Directions for this task: Select lines where the word "Patreon" appears.

Input data:
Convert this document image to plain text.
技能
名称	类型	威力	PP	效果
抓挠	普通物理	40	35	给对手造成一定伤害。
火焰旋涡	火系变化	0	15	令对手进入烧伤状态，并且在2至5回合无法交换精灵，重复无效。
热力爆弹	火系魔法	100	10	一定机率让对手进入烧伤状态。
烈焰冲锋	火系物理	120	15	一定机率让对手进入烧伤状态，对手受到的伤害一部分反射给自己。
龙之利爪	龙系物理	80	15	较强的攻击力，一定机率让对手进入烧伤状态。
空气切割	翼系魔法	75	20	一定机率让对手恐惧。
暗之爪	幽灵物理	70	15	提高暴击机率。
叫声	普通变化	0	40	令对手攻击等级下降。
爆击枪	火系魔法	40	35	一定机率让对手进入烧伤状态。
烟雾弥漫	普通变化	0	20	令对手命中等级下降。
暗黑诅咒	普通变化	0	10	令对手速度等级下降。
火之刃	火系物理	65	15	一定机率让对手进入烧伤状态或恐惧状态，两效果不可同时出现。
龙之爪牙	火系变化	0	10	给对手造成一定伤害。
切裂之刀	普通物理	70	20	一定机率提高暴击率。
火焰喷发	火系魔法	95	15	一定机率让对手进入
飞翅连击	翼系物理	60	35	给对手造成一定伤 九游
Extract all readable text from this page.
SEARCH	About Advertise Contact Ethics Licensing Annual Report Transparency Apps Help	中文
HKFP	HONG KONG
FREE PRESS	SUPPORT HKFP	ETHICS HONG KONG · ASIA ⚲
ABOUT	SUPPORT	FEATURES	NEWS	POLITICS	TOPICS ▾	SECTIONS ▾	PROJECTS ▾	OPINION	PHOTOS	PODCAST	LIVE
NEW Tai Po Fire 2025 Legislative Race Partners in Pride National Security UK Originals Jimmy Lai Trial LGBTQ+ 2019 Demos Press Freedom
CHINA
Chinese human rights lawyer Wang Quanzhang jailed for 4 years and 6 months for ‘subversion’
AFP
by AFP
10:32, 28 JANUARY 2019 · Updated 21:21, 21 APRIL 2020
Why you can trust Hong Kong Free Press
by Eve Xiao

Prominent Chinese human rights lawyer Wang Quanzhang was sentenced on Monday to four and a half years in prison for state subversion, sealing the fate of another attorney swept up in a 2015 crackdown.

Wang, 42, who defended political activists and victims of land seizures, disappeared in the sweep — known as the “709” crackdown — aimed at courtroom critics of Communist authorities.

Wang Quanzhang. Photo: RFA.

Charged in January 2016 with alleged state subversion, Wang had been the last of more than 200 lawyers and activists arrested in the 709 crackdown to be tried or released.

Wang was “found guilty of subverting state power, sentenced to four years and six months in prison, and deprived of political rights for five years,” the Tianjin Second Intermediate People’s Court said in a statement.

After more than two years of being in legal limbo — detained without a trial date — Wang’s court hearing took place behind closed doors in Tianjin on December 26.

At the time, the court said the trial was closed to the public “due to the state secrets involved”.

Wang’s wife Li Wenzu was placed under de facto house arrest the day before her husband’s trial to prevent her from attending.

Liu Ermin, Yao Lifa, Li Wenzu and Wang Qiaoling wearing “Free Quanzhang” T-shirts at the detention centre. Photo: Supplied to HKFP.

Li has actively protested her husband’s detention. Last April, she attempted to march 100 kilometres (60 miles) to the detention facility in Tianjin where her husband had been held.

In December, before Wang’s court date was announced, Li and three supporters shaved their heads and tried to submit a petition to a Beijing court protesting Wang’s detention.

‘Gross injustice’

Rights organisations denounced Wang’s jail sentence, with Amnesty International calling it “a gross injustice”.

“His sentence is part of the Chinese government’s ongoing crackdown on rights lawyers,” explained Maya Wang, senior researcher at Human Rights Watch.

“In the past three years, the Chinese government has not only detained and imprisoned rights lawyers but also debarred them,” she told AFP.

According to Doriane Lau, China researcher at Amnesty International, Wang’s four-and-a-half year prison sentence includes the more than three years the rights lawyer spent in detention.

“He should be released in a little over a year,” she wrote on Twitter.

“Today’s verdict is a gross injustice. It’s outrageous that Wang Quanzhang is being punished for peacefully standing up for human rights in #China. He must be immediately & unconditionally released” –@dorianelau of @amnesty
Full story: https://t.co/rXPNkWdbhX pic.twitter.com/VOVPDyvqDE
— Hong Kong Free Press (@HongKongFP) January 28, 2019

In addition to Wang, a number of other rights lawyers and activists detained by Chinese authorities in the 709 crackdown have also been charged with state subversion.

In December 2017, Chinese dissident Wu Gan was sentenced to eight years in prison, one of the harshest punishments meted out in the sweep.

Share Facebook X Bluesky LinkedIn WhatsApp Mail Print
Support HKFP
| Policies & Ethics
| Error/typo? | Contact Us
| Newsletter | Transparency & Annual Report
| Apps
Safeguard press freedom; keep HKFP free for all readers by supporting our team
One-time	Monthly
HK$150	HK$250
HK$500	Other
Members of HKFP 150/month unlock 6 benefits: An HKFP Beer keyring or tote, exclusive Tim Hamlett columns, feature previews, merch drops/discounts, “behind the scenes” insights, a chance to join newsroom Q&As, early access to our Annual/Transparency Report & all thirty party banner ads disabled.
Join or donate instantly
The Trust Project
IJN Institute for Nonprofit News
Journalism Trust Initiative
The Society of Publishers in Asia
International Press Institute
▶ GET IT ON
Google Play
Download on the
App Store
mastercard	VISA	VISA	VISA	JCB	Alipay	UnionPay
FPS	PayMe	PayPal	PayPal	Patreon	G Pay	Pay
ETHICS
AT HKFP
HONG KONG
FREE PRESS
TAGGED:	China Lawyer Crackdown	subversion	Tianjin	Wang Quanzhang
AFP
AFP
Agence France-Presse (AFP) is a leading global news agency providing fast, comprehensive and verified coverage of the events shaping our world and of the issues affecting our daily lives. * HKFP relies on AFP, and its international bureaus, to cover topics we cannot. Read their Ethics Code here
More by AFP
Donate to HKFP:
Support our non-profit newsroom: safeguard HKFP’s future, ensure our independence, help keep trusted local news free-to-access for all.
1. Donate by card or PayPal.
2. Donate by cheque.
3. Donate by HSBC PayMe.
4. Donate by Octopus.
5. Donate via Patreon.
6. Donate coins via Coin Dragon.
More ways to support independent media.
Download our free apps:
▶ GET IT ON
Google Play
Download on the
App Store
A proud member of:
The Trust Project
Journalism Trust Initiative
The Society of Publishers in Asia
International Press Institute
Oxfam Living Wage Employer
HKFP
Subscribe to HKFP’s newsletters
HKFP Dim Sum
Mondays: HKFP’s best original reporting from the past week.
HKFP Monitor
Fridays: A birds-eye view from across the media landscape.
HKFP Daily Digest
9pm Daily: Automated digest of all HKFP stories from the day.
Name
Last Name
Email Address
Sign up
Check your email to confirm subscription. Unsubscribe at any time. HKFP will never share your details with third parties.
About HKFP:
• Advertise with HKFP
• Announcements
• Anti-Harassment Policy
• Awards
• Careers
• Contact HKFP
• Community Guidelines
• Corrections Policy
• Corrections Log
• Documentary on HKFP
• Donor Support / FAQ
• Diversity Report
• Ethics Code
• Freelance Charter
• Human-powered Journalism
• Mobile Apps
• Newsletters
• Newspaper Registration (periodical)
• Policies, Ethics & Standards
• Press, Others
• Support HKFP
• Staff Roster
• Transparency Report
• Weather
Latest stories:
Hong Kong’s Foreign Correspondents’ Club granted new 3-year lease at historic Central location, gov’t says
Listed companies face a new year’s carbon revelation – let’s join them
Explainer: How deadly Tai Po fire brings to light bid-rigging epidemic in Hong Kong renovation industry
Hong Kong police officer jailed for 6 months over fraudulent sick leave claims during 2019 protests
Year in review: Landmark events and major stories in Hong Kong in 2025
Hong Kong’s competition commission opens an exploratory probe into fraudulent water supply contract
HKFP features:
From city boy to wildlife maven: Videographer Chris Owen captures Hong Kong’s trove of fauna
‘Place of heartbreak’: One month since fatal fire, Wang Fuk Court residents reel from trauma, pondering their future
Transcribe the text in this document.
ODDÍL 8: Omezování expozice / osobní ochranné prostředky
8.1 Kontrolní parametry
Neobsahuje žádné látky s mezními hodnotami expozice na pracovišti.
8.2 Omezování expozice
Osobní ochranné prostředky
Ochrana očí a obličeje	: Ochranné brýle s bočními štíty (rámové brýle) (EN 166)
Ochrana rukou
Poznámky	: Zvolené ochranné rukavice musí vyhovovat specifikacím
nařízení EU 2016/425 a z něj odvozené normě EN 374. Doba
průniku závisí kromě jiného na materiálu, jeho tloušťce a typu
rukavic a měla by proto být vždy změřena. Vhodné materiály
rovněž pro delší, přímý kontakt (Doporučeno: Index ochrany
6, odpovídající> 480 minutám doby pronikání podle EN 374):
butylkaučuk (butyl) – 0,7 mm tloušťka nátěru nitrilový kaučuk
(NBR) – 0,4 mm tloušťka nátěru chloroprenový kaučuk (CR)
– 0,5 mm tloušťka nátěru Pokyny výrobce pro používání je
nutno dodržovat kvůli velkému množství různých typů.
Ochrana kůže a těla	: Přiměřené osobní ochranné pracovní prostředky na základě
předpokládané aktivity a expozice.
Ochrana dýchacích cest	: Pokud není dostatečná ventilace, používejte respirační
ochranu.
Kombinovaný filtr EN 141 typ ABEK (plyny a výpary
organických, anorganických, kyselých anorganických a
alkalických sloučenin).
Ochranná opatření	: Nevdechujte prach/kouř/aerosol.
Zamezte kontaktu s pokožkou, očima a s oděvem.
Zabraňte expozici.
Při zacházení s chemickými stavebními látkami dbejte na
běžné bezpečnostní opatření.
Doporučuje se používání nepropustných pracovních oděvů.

Solved exercise:
FPS	PayMe	PayPal	PayPal	Patreon	G Pay	Pay
5. Donate via Patreon.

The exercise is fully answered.